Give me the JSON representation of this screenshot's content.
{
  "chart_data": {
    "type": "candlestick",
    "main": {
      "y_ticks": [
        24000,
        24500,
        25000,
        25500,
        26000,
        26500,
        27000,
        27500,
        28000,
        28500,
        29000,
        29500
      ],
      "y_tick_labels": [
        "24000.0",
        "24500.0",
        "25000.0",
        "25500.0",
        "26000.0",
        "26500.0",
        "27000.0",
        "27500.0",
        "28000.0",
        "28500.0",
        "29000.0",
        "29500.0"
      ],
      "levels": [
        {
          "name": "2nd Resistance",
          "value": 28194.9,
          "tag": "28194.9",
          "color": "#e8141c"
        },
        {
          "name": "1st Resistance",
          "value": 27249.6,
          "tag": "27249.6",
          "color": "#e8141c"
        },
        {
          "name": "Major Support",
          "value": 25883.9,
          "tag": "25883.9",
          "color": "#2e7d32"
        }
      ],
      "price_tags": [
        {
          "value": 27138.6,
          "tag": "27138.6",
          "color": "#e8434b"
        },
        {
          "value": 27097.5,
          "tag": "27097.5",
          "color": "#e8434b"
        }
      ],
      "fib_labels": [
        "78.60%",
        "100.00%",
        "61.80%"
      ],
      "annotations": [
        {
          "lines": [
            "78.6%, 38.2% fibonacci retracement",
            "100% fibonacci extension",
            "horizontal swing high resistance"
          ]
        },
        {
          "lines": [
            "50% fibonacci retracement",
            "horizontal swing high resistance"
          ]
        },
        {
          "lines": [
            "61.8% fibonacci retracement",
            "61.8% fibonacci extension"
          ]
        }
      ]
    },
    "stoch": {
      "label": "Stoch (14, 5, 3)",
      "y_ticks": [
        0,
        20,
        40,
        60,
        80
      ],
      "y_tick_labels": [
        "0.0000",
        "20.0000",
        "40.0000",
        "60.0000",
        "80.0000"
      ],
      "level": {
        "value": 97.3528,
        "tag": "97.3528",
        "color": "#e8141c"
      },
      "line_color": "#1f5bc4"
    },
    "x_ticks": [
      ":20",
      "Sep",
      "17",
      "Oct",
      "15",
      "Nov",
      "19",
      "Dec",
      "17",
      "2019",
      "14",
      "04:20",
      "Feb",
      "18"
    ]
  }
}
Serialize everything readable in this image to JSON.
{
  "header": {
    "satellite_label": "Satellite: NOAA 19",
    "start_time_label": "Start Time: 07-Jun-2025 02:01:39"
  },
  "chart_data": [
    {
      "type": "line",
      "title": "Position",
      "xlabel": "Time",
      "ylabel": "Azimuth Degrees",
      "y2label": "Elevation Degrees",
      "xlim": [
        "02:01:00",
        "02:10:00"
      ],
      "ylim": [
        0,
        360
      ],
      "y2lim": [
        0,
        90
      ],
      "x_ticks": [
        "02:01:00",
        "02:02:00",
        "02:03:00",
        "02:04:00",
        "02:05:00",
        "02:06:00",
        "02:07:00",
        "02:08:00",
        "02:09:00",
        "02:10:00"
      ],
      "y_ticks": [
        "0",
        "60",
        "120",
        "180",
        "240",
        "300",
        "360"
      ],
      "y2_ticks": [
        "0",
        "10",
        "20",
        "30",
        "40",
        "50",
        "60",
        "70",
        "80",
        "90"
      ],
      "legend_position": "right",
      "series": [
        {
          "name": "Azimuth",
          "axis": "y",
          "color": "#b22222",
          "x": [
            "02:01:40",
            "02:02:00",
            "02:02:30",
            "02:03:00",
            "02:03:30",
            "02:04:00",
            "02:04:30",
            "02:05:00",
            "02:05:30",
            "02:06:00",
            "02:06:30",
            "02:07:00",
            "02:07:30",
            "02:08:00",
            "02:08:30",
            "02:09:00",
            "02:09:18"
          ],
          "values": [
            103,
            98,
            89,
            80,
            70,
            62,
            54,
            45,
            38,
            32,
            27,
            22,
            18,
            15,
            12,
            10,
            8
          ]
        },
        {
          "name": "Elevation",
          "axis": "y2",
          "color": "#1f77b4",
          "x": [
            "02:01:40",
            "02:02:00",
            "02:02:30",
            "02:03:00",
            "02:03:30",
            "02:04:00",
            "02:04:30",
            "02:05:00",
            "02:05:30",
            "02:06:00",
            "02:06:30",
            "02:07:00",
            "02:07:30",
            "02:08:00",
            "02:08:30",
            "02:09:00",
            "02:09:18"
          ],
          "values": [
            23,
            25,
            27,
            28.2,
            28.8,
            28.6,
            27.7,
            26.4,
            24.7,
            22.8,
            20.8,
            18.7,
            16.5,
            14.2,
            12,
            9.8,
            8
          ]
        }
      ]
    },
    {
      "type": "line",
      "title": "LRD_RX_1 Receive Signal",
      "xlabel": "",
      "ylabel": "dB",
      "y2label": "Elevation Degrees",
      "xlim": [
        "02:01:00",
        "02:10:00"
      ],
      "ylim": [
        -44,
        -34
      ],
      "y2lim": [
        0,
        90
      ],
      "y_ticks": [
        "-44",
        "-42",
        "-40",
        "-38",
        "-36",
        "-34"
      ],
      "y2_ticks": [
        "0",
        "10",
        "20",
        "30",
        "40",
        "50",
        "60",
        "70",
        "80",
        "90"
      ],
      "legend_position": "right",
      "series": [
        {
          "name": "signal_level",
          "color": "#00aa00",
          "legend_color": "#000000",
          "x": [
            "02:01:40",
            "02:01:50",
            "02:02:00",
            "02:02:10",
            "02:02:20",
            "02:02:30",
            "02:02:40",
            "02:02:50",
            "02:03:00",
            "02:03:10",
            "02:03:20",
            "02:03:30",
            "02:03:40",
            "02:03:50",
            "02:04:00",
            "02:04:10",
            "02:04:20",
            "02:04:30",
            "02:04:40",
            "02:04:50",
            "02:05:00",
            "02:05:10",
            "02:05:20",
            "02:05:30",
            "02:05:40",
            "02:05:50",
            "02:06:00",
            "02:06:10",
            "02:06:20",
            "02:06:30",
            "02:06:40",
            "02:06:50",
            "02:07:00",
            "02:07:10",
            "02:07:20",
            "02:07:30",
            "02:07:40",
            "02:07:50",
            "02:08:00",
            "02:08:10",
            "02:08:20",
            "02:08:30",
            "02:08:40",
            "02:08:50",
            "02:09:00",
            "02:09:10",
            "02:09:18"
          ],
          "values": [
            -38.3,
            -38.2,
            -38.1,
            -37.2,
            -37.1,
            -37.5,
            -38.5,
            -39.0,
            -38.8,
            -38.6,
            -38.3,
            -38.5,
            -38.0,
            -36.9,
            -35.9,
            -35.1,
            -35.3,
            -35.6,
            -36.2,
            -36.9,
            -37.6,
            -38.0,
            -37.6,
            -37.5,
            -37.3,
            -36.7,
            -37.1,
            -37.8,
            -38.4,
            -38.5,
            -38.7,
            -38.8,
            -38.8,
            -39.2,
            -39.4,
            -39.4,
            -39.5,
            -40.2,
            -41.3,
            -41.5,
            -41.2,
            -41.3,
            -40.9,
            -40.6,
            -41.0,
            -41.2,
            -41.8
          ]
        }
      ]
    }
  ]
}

_GIVEN PROBLEM_
Repeat the listing in full, keeping every line exactly as it is.

_CORRECT OUTPUT_
Give me the JSON representation of this screenshot's content.
{
  "chart_data": {
    "type": "candlestick",
    "main": {
      "y_ticks": [
        24000,
        24500,
        25000,
        25500,
        26000,
        26500,
        27000,
        27500,
        28000,
        28500,
        29000,
        29500
      ],
      "y_tick_labels": [
        "24000.0",
        "24500.0",
        "25000.0",
        "25500.0",
        "26000.0",
        "26500.0",
        "27000.0",
        "27500.0",
        "28000.0",
        "28500.0",
        "29000.0",
        "29500.0"
      ],
      "levels": [
        {
          "name": "2nd Resistance",
          "value": 28194.9,
          "tag": "28194.9",
          "color": "#e8141c"
        },
        {
          "name": "1st Resistance",
          "value": 27249.6,
          "tag": "27249.6",
          "color": "#e8141c"
        },
        {
          "name": "Major Support",
          "value": 25883.9,
          "tag": "25883.9",
          "color": "#2e7d32"
        }
      ],
      "price_tags": [
        {
          "value": 27138.6,
          "tag": "27138.6",
          "color": "#e8434b"
        },
        {
          "value": 27097.5,
          "tag": "27097.5",
          "color": "#e8434b"
        }
      ],
      "fib_labels": [
        "78.60%",
        "100.00%",
        "61.80%"
      ],
      "annotations": [
        {
          "lines": [
            "78.6%, 38.2% fibonacci retracement",
            "100% fibonacci extension",
            "horizontal swing high resistance"
          ]
        },
        {
          "lines": [
            "50% fibonacci retracement",
            "horizontal swing high resistance"
          ]
        },
        {
          "lines": [
            "61.8% fibonacci retracement",
            "61.8% fibonacci extension"
          ]
        }
      ]
    },
    "stoch": {
      "label": "Stoch (14, 5, 3)",
      "y_ticks": [
        0,
        20,
        40,
        60,
        80
      ],
      "y_tick_labels": [
        "0.0000",
        "20.0000",
        "40.0000",
        "60.0000",
        "80.0000"
      ],
      "level": {
        "value": 97.3528,
        "tag": "97.3528",
        "color": "#e8141c"
      },
      "line_color": "#1f5bc4"
    },
    "x_ticks": [
      ":20",
      "Sep",
      "17",
      "Oct",
      "15",
      "Nov",
      "19",
      "Dec",
      "17",
      "2019",
      "14",
      "04:20",
      "Feb",
      "18"
    ]
  }
}
Serialize everything readable in this image to JSON.
{
  "header": {
    "satellite_label": "Satellite: NOAA 19",
    "start_time_label": "Start Time: 07-Jun-2025 02:01:39"
  },
  "chart_data": [
    {
      "type": "line",
      "title": "Position",
      "xlabel": "Time",
      "ylabel": "Azimuth Degrees",
      "y2label": "Elevation Degrees",
      "xlim": [
        "02:01:00",
        "02:10:00"
      ],
      "ylim": [
        0,
        360
      ],
      "y2lim": [
        0,
        90
      ],
      "x_ticks": [
        "02:01:00",
        "02:02:00",
        "02:03:00",
        "02:04:00",
        "02:05:00",
        "02:06:00",
        "02:07:00",
        "02:08:00",
        "02:09:00",
        "02:10:00"
      ],
      "y_ticks": [
        "0",
        "60",
        "120",
        "180",
        "240",
        "300",
        "360"
      ],
      "y2_ticks": [
        "0",
        "10",
        "20",
        "30",
        "40",
        "50",
        "60",
        "70",
        "80",
        "90"
      ],
      "legend_position": "right",
      "series": [
        {
          "name": "Azimuth",
          "axis": "y",
          "color": "#b22222",
          "x": [
            "02:01:40",
            "02:02:00",
            "02:02:30",
            "02:03:00",
            "02:03:30",
            "02:04:00",
            "02:04:30",
            "02:05:00",
            "02:05:30",
            "02:06:00",
            "02:06:30",
            "02:07:00",
            "02:07:30",
            "02:08:00",
            "02:08:30",
            "02:09:00",
            "02:09:18"
          ],
          "values": [
            103,
            98,
            89,
            80,
            70,
            62,
            54,
            45,
            38,
            32,
            27,
            22,
            18,
            15,
            12,
            10,
            8
          ]
        },
        {
          "name": "Elevation",
          "axis": "y2",
          "color": "#1f77b4",
          "x": [
            "02:01:40",
            "02:02:00",
            "02:02:30",
            "02:03:00",
            "02:03:30",
            "02:04:00",
            "02:04:30",
            "02:05:00",
            "02:05:30",
            "02:06:00",
            "02:06:30",
            "02:07:00",
            "02:07:30",
            "02:08:00",
            "02:08:30",
            "02:09:00",
            "02:09:18"
          ],
          "values": [
            23,
            25,
            27,
            28.2,
            28.8,
            28.6,
            27.7,
            26.4,
            24.7,
            22.8,
            20.8,
            18.7,
            16.5,
            14.2,
            12,
            9.8,
            8
          ]
        }
      ]
    },
    {
      "type": "line",
      "title": "LRD_RX_1 Receive Signal",
      "xlabel": "",
      "ylabel": "dB",
      "y2label": "Elevation Degrees",
      "xlim": [
        "02:01:00",
        "02:10:00"
      ],
      "ylim": [
        -44,
        -34
      ],
      "y2lim": [
        0,
        90
      ],
      "y_ticks": [
        "-44",
        "-42",
        "-40",
        "-38",
        "-36",
        "-34"
      ],
      "y2_ticks": [
        "0",
        "10",
        "20",
        "30",
        "40",
        "50",
        "60",
        "70",
        "80",
        "90"
      ],
      "legend_position": "right",
      "series": [
        {
          "name": "signal_level",
          "color": "#00aa00",
          "legend_color": "#000000",
          "x": [
            "02:01:40",
            "02:01:50",
            "02:02:00",
            "02:02:10",
            "02:02:20",
            "02:02:30",
            "02:02:40",
            "02:02:50",
            "02:03:00",
            "02:03:10",
            "02:03:20",
            "02:03:30",
            "02:03:40",
            "02:03:50",
            "02:04:00",
            "02:04:10",
            "02:04:20",
            "02:04:30",
            "02:04:40",
            "02:04:50",
            "02:05:00",
            "02:05:10",
            "02:05:20",
            "02:05:30",
            "02:05:40",
            "02:05:50",
            "02:06:00",
            "02:06:10",
            "02:06:20",
            "02:06:30",
            "02:06:40",
            "02:06:50",
            "02:07:00",
            "02:07:10",
            "02:07:20",
            "02:07:30",
            "02:07:40",
            "02:07:50",
            "02:08:00",
            "02:08:10",
            "02:08:20",
            "02:08:30",
            "02:08:40",
            "02:08:50",
            "02:09:00",
            "02:09:10",
            "02:09:18"
          ],
          "values": [
            -38.3,
            -38.2,
            -38.1,
            -37.2,
            -37.1,
            -37.5,
            -38.5,
            -39.0,
            -38.8,
            -38.6,
            -38.3,
            -38.5,
            -38.0,
            -36.9,
            -35.9,
            -35.1,
            -35.3,
            -35.6,
            -36.2,
            -36.9,
            -37.6,
            -38.0,
            -37.6,
            -37.5,
            -37.3,
            -36.7,
            -37.1,
            -37.8,
            -38.4,
            -38.5,
            -38.7,
            -38.8,
            -38.8,
            -39.2,
            -39.4,
            -39.4,
            -39.5,
            -40.2,
            -41.3,
            -41.5,
            -41.2,
            -41.3,
            -40.9,
            -40.6,
            -41.0,
            -41.2,
            -41.8
          ]
        }
      ]
    }
  ]
}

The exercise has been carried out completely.